REQUESTS:
(1) Transcribe the campaign finance column word for word, starting with "Ensuring peace vs." and going on through "to accomplish jack.".
(2) Write the next part of the campaign finance column, picking up after its final sentence.

Ensuring peace vs. preparing for war

By Molly Ivins

AUSTIN -- Thanks to U.N. Secretary-General Kofi Annan and all the peacemakers around the globe, including those who ruined the administration's television show in Ohio. If we put just half as much money into working for peace as we do into preparing for war, we wouldn't have to contemplate killing hundreds of thousands of innocent people in order to accomplish jack.

And now that we've spent not-enough-time on the obligatory "whew-and-thanks," let me suggest that we shift our focus to a little matter of the first priority. Something more important than war and peace? The economy? Jobs? Poverty? The homeless? Education? Housing? Yup.

Why don't we spend just half as much money on ensuring peace as we do on preparing for war? Because peace groups don't make big campaign contributions, and weapons manufacturers make huge ones. In fact, weapons manufacturers contribute so much money to politicians that politicians often vote to spend the public's money on weapons we don't need and even on weapons that are pretty useless.

More concerned about the economy than campaign finance? Why do you think the bottom 50 percent of the people in this "booming economy" have yet to get back to where they were before the last recession? Why do you think Congress, after years and years of cutting and cutting and cutting social programs, took a great swag of money last summer -- before we had a balanced budget -- and gave it to the wealthiest people in this country in the form of tax cuts? Because the wealthy give big campaign contributions, and people in need do not.

Go right on down the list, and the answer every time, in every area of governance, is that decisions are not made according to what the people need or what is best for the country -- decisions are made according to who gave how much money.

That's why it's especially frustrating to see polls showing most Americans favor campaign finance reform but they don't think it's all that important. Just scouting around the country myself, I have yet to find anyone who doesn't "get it," who doesn't see the connection between campaign contributions and political corruption. But they have no idea how much it costs them personally.

RAW DATA:
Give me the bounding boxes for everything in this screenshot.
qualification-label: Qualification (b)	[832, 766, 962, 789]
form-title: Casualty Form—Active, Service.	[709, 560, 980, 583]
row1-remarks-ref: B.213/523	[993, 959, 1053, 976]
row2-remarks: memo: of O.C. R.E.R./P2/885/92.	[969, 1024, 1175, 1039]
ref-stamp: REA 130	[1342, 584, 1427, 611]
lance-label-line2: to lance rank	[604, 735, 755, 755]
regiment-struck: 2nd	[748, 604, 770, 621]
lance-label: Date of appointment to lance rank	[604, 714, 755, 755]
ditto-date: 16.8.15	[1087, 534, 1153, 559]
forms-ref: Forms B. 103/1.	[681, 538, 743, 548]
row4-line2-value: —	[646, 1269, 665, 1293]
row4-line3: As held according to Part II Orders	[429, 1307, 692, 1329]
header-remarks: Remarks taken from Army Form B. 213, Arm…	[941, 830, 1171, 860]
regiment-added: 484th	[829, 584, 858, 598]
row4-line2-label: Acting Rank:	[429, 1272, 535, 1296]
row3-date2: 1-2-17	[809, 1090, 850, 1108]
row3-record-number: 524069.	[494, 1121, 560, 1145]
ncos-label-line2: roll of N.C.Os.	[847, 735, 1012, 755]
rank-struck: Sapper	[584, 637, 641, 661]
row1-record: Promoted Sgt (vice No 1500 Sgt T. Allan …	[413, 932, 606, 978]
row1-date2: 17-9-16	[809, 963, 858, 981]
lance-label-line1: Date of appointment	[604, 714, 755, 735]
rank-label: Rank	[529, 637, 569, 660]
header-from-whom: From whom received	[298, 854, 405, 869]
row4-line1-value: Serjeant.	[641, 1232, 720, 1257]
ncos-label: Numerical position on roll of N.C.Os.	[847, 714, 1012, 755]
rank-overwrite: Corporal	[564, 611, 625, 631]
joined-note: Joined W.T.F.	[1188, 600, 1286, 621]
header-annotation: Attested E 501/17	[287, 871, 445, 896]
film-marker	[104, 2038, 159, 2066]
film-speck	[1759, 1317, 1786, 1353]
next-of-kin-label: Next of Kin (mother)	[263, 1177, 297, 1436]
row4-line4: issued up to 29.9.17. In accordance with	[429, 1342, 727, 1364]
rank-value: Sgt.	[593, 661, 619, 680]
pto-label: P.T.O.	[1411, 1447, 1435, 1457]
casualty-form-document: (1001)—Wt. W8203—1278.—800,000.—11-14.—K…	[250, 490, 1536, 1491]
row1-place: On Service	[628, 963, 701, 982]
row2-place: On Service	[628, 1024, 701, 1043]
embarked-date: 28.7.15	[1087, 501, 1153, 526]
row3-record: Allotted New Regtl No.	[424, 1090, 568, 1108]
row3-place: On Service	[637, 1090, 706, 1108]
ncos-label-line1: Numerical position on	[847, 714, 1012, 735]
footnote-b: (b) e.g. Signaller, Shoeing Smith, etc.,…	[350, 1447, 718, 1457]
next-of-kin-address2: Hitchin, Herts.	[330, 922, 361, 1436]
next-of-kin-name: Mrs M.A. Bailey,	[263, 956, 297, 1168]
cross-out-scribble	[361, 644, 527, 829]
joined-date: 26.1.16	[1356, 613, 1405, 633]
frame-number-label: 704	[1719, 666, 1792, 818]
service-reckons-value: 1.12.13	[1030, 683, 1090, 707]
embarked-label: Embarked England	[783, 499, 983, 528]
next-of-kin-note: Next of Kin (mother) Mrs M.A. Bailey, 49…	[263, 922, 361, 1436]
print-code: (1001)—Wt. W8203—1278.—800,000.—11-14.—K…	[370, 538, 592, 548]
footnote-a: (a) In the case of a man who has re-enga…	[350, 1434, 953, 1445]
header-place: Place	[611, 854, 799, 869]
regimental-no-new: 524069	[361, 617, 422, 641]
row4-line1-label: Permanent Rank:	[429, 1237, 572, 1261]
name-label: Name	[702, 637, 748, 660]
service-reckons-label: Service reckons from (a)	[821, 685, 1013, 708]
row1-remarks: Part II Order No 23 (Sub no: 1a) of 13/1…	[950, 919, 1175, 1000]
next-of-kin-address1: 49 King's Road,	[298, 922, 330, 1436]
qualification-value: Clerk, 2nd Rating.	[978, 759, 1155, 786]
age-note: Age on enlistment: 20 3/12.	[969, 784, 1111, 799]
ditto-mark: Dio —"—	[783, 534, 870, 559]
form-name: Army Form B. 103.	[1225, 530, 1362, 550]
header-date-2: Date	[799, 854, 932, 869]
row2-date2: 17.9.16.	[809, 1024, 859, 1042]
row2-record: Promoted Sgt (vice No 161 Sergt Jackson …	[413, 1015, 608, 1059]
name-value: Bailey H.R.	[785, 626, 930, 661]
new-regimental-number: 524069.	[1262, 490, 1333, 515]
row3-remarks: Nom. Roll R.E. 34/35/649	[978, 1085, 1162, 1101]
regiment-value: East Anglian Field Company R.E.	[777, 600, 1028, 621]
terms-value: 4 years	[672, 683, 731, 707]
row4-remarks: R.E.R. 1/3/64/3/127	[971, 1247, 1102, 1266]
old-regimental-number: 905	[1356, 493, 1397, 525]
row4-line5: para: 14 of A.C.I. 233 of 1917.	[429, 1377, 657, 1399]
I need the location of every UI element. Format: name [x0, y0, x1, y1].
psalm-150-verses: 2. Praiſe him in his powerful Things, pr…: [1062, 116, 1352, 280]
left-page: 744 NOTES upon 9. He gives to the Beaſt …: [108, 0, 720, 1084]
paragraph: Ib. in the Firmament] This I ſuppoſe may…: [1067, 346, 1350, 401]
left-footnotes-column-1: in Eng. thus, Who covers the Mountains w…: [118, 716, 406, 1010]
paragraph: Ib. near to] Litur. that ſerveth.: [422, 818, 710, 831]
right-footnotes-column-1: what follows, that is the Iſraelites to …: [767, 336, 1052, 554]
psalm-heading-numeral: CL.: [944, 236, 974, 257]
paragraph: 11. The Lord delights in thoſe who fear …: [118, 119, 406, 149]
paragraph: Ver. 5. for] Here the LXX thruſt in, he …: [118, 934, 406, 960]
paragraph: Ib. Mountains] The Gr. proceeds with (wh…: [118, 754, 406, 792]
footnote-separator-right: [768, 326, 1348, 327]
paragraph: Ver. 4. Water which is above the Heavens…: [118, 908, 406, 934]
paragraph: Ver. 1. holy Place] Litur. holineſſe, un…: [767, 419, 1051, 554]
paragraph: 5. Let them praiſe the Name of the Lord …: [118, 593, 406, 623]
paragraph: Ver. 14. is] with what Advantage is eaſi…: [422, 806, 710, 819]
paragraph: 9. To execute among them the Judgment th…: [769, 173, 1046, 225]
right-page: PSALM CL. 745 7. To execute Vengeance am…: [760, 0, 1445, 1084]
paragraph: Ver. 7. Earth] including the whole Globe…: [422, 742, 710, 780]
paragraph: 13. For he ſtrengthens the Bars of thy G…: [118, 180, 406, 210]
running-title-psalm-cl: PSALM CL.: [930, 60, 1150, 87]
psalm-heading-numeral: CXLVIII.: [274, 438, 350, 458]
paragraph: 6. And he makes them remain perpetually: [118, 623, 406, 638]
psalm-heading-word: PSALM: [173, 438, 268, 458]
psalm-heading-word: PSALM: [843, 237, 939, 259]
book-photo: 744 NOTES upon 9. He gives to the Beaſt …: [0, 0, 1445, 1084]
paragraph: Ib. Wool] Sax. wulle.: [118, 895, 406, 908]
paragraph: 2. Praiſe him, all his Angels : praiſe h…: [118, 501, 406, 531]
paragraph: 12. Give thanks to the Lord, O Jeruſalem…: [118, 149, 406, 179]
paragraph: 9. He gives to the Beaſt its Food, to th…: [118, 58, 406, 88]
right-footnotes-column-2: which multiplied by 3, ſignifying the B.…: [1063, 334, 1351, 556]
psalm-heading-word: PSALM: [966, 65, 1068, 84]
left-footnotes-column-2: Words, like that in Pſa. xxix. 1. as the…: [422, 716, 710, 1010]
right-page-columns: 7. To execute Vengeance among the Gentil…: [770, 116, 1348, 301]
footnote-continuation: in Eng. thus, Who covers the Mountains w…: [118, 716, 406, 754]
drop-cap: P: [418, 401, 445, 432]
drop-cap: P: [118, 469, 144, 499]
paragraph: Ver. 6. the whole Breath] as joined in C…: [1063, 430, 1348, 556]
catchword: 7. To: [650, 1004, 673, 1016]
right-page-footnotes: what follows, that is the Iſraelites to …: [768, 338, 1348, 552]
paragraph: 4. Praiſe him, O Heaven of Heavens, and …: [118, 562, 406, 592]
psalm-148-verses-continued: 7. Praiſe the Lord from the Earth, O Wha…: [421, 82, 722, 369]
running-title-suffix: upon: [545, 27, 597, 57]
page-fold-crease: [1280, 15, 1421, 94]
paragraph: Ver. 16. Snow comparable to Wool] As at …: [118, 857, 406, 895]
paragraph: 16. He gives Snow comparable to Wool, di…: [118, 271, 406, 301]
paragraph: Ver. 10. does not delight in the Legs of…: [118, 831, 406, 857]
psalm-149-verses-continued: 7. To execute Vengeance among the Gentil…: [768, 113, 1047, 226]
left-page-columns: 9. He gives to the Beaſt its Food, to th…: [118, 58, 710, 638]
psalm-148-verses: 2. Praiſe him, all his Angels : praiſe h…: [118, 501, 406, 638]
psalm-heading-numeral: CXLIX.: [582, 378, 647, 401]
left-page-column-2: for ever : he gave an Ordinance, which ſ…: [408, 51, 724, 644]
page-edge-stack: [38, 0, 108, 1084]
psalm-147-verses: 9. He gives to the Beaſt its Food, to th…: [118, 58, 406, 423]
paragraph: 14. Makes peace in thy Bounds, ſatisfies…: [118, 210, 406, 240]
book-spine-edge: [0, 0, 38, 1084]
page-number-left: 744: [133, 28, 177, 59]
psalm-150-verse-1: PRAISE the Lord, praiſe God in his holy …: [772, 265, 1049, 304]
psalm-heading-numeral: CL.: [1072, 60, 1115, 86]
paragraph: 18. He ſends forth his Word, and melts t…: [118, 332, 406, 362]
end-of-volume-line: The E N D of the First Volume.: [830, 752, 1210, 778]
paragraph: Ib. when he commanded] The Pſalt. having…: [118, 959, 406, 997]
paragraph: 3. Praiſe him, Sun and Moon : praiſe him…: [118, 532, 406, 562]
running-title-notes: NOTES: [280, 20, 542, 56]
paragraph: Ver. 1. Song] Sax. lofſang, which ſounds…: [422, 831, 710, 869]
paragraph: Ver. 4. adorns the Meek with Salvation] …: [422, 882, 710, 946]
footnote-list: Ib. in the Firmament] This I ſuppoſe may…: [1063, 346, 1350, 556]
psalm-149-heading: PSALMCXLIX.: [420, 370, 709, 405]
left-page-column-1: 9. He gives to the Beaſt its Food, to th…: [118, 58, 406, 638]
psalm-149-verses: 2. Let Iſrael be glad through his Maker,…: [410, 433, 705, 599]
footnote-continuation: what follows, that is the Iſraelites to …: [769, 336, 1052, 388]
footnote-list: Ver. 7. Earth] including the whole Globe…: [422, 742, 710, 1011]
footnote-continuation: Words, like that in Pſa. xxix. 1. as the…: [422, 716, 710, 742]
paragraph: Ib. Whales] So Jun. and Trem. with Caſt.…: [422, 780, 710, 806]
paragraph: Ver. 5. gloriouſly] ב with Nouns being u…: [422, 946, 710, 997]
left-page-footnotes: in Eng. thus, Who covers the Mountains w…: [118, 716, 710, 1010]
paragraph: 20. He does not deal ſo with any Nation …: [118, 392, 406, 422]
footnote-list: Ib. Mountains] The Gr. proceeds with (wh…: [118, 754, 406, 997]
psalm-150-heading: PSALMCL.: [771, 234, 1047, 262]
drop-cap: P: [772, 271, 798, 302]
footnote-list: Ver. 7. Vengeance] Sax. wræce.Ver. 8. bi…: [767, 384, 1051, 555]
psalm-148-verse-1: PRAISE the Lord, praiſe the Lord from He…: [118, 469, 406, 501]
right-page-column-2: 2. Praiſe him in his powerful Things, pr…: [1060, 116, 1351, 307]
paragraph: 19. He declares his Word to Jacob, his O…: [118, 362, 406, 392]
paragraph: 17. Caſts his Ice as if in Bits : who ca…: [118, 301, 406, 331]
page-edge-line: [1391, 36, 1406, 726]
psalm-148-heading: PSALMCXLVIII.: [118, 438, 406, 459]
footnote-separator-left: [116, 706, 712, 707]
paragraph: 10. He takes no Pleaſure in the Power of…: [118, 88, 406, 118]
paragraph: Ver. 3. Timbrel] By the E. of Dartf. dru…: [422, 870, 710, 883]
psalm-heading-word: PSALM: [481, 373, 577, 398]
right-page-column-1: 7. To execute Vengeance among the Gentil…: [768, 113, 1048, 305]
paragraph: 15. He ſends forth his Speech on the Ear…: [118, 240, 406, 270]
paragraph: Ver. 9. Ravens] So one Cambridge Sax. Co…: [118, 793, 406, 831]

ANSWERS TO THE EXERCISE:
(1)
Ensuring peace vs. preparing for war

By Molly Ivins

AUSTIN -- Thanks to U.N. Secretary-General Kofi Annan and all the peacemakers around the globe, including those who ruined the administration's television show in Ohio. If we put just half as much money into working for peace as we do into preparing for war, we wouldn't have to contemplate killing hundreds of thousands of innocent people in order to accomplish jack.

(2)
This week, the Senate once more takes up the McCain-Feingold bill, a now much-watered-down version of campaign finance reform but one that would have the happy effect of banning soft money (the unlimited swag that goes to parties instead of candidates). Because the Republican Party gets the biggest share of soft money, it opposes reform.

Now, this same Senate has just spent an entire year and $3.5 million investigating the fund-raising abuses of the 1996 presidential campaign. All those lurid tales about fund-raising in Buddhist temples and White House coffees, all the righteous indignation and calls for Attorney General Janet Reno to appoint a special prosecutor -- now is their chance to do something about it, now is their chance to fix it. Watch them verrrry closely.

Want an example of how this affects your life? According to the Center for Responsive Politics, during the first half of 1995, meat and poultry political action committees distributed $338,205 -- 81 percent of it to Republicans. Of the total amount, $73,987 went to House Agriculture Committee members, with Chairman Pat Roberts of Kansas coming out as the top recipient.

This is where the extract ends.